Where a line below holds the string "color", copy that line.

>> Begin

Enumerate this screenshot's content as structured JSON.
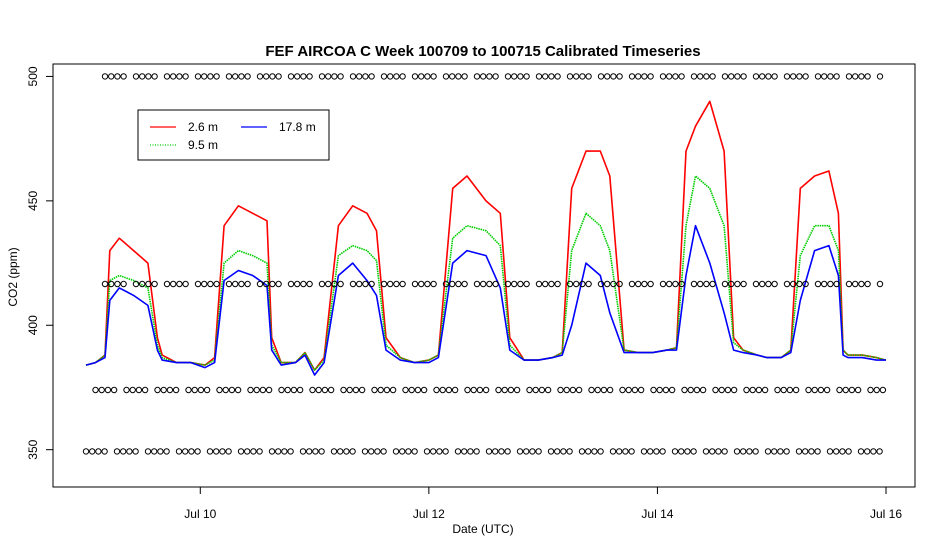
{
  "chart_data": {
    "type": "line",
    "title": "FEF AIRCOA C  Week 100709 to 100715  Calibrated Timeseries",
    "xlabel": "Date (UTC)",
    "ylabel": "CO2 (ppm)",
    "x_axis": {
      "type": "date",
      "range": [
        "2010-07-09",
        "2010-07-16"
      ],
      "ticks": [
        {
          "date": "2010-07-10",
          "label": "Jul 10"
        },
        {
          "date": "2010-07-12",
          "label": "Jul 12"
        },
        {
          "date": "2010-07-14",
          "label": "Jul 14"
        },
        {
          "date": "2010-07-16",
          "label": "Jul 16"
        }
      ]
    },
    "ylim": [
      335,
      505
    ],
    "y_ticks": [
      350,
      400,
      450,
      500
    ],
    "grid": false,
    "legend": {
      "position": "top-left",
      "entries": [
        {
          "name": "2.6 m",
          "color": "#ff0000",
          "style": "solid"
        },
        {
          "name": "9.5 m",
          "color": "#00cd00",
          "style": "dotted"
        },
        {
          "name": "17.8 m",
          "color": "#0000ff",
          "style": "solid"
        }
      ]
    },
    "series": [
      {
        "name": "2.6 m",
        "color": "#ff0000",
        "x": [
          "2010-07-09 00:00",
          "2010-07-09 02:00",
          "2010-07-09 04:00",
          "2010-07-09 05:00",
          "2010-07-09 07:00",
          "2010-07-09 10:00",
          "2010-07-09 13:00",
          "2010-07-09 15:00",
          "2010-07-09 16:00",
          "2010-07-09 19:00",
          "2010-07-09 22:00",
          "2010-07-10 01:00",
          "2010-07-10 03:00",
          "2010-07-10 05:00",
          "2010-07-10 08:00",
          "2010-07-10 11:00",
          "2010-07-10 14:00",
          "2010-07-10 15:00",
          "2010-07-10 17:00",
          "2010-07-10 20:00",
          "2010-07-10 22:00",
          "2010-07-11 00:00",
          "2010-07-11 02:00",
          "2010-07-11 05:00",
          "2010-07-11 08:00",
          "2010-07-11 11:00",
          "2010-07-11 13:00",
          "2010-07-11 15:00",
          "2010-07-11 18:00",
          "2010-07-11 21:00",
          "2010-07-12 00:00",
          "2010-07-12 02:00",
          "2010-07-12 05:00",
          "2010-07-12 08:00",
          "2010-07-12 12:00",
          "2010-07-12 15:00",
          "2010-07-12 17:00",
          "2010-07-12 20:00",
          "2010-07-12 23:00",
          "2010-07-13 02:00",
          "2010-07-13 04:00",
          "2010-07-13 06:00",
          "2010-07-13 09:00",
          "2010-07-13 12:00",
          "2010-07-13 14:00",
          "2010-07-13 17:00",
          "2010-07-13 20:00",
          "2010-07-13 23:00",
          "2010-07-14 02:00",
          "2010-07-14 04:00",
          "2010-07-14 06:00",
          "2010-07-14 08:00",
          "2010-07-14 11:00",
          "2010-07-14 14:00",
          "2010-07-14 16:00",
          "2010-07-14 18:00",
          "2010-07-14 21:00",
          "2010-07-14 23:00",
          "2010-07-15 02:00",
          "2010-07-15 04:00",
          "2010-07-15 06:00",
          "2010-07-15 09:00",
          "2010-07-15 12:00",
          "2010-07-15 14:00",
          "2010-07-15 15:00",
          "2010-07-15 16:00",
          "2010-07-15 19:00",
          "2010-07-15 22:00",
          "2010-07-16 00:00"
        ],
        "values": [
          384,
          385,
          388,
          430,
          435,
          430,
          425,
          395,
          388,
          385,
          385,
          384,
          387,
          440,
          448,
          445,
          442,
          395,
          385,
          385,
          389,
          382,
          387,
          440,
          448,
          445,
          438,
          395,
          387,
          385,
          386,
          388,
          455,
          460,
          450,
          445,
          395,
          386,
          386,
          387,
          389,
          455,
          470,
          470,
          460,
          390,
          389,
          389,
          390,
          391,
          470,
          480,
          490,
          470,
          395,
          390,
          388,
          387,
          387,
          390,
          455,
          460,
          462,
          445,
          390,
          388,
          388,
          387,
          386
        ]
      },
      {
        "name": "9.5 m",
        "color": "#00cd00",
        "x": [
          "2010-07-09 00:00",
          "2010-07-09 02:00",
          "2010-07-09 04:00",
          "2010-07-09 05:00",
          "2010-07-09 07:00",
          "2010-07-09 10:00",
          "2010-07-09 13:00",
          "2010-07-09 15:00",
          "2010-07-09 16:00",
          "2010-07-09 19:00",
          "2010-07-09 22:00",
          "2010-07-10 01:00",
          "2010-07-10 03:00",
          "2010-07-10 05:00",
          "2010-07-10 08:00",
          "2010-07-10 11:00",
          "2010-07-10 14:00",
          "2010-07-10 15:00",
          "2010-07-10 17:00",
          "2010-07-10 20:00",
          "2010-07-10 22:00",
          "2010-07-11 00:00",
          "2010-07-11 02:00",
          "2010-07-11 05:00",
          "2010-07-11 08:00",
          "2010-07-11 11:00",
          "2010-07-11 13:00",
          "2010-07-11 15:00",
          "2010-07-11 18:00",
          "2010-07-11 21:00",
          "2010-07-12 00:00",
          "2010-07-12 02:00",
          "2010-07-12 05:00",
          "2010-07-12 08:00",
          "2010-07-12 12:00",
          "2010-07-12 15:00",
          "2010-07-12 17:00",
          "2010-07-12 20:00",
          "2010-07-12 23:00",
          "2010-07-13 02:00",
          "2010-07-13 04:00",
          "2010-07-13 06:00",
          "2010-07-13 09:00",
          "2010-07-13 12:00",
          "2010-07-13 14:00",
          "2010-07-13 17:00",
          "2010-07-13 20:00",
          "2010-07-13 23:00",
          "2010-07-14 02:00",
          "2010-07-14 04:00",
          "2010-07-14 06:00",
          "2010-07-14 08:00",
          "2010-07-14 11:00",
          "2010-07-14 14:00",
          "2010-07-14 16:00",
          "2010-07-14 18:00",
          "2010-07-14 21:00",
          "2010-07-14 23:00",
          "2010-07-15 02:00",
          "2010-07-15 04:00",
          "2010-07-15 06:00",
          "2010-07-15 09:00",
          "2010-07-15 12:00",
          "2010-07-15 14:00",
          "2010-07-15 15:00",
          "2010-07-15 16:00",
          "2010-07-15 19:00",
          "2010-07-15 22:00",
          "2010-07-16 00:00"
        ],
        "values": [
          384,
          385,
          388,
          418,
          420,
          418,
          415,
          392,
          387,
          385,
          385,
          384,
          386,
          425,
          430,
          428,
          425,
          392,
          385,
          385,
          389,
          382,
          386,
          428,
          432,
          430,
          426,
          392,
          387,
          385,
          386,
          388,
          435,
          440,
          438,
          432,
          392,
          386,
          386,
          387,
          389,
          430,
          445,
          440,
          430,
          390,
          389,
          389,
          390,
          391,
          440,
          460,
          455,
          440,
          393,
          390,
          388,
          387,
          387,
          390,
          428,
          440,
          440,
          430,
          390,
          388,
          388,
          387,
          386
        ]
      },
      {
        "name": "17.8 m",
        "color": "#0000ff",
        "x": [
          "2010-07-09 00:00",
          "2010-07-09 02:00",
          "2010-07-09 04:00",
          "2010-07-09 05:00",
          "2010-07-09 07:00",
          "2010-07-09 10:00",
          "2010-07-09 13:00",
          "2010-07-09 15:00",
          "2010-07-09 16:00",
          "2010-07-09 19:00",
          "2010-07-09 22:00",
          "2010-07-10 01:00",
          "2010-07-10 03:00",
          "2010-07-10 05:00",
          "2010-07-10 08:00",
          "2010-07-10 11:00",
          "2010-07-10 14:00",
          "2010-07-10 15:00",
          "2010-07-10 17:00",
          "2010-07-10 20:00",
          "2010-07-10 22:00",
          "2010-07-11 00:00",
          "2010-07-11 02:00",
          "2010-07-11 05:00",
          "2010-07-11 08:00",
          "2010-07-11 11:00",
          "2010-07-11 13:00",
          "2010-07-11 15:00",
          "2010-07-11 18:00",
          "2010-07-11 21:00",
          "2010-07-12 00:00",
          "2010-07-12 02:00",
          "2010-07-12 05:00",
          "2010-07-12 08:00",
          "2010-07-12 12:00",
          "2010-07-12 15:00",
          "2010-07-12 17:00",
          "2010-07-12 20:00",
          "2010-07-12 23:00",
          "2010-07-13 02:00",
          "2010-07-13 04:00",
          "2010-07-13 06:00",
          "2010-07-13 09:00",
          "2010-07-13 12:00",
          "2010-07-13 14:00",
          "2010-07-13 17:00",
          "2010-07-13 20:00",
          "2010-07-13 23:00",
          "2010-07-14 02:00",
          "2010-07-14 04:00",
          "2010-07-14 06:00",
          "2010-07-14 08:00",
          "2010-07-14 11:00",
          "2010-07-14 14:00",
          "2010-07-14 16:00",
          "2010-07-14 18:00",
          "2010-07-14 21:00",
          "2010-07-14 23:00",
          "2010-07-15 02:00",
          "2010-07-15 04:00",
          "2010-07-15 06:00",
          "2010-07-15 09:00",
          "2010-07-15 12:00",
          "2010-07-15 14:00",
          "2010-07-15 15:00",
          "2010-07-15 16:00",
          "2010-07-15 19:00",
          "2010-07-15 22:00",
          "2010-07-16 00:00"
        ],
        "values": [
          384,
          385,
          387,
          410,
          415,
          412,
          408,
          390,
          386,
          385,
          385,
          383,
          385,
          418,
          422,
          420,
          416,
          390,
          384,
          385,
          388,
          380,
          385,
          420,
          425,
          418,
          412,
          390,
          386,
          385,
          385,
          387,
          425,
          430,
          428,
          415,
          390,
          386,
          386,
          387,
          388,
          400,
          425,
          420,
          405,
          389,
          389,
          389,
          390,
          390,
          420,
          440,
          425,
          405,
          390,
          389,
          388,
          387,
          387,
          389,
          410,
          430,
          432,
          420,
          388,
          387,
          387,
          386,
          386
        ]
      },
      {
        "name": "",
        "type": "scatter",
        "marker": "open-circle",
        "x_range": [
          "2010-07-09 04:00",
          "2010-07-16 00:00"
        ],
        "levels": [
          {
            "y": 500,
            "x_range": [
              "2010-07-09 04:00",
              "2010-07-16 00:00"
            ]
          },
          {
            "y": 416.6,
            "x_range": [
              "2010-07-09 04:00",
              "2010-07-16 00:00"
            ]
          },
          {
            "y": 374,
            "x_range": [
              "2010-07-09 02:00",
              "2010-07-16 00:00"
            ]
          },
          {
            "y": 349.3,
            "x_range": [
              "2010-07-09 00:00",
              "2010-07-16 00:00"
            ]
          }
        ]
      }
    ]
  }
}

>> End

**TASK SOLUTION**
          "color": "#ff0000",
          "color": "#00cd00",
          "color": "#0000ff",
        "color": "#ff0000",
        "color": "#00cd00",
        "color": "#0000ff",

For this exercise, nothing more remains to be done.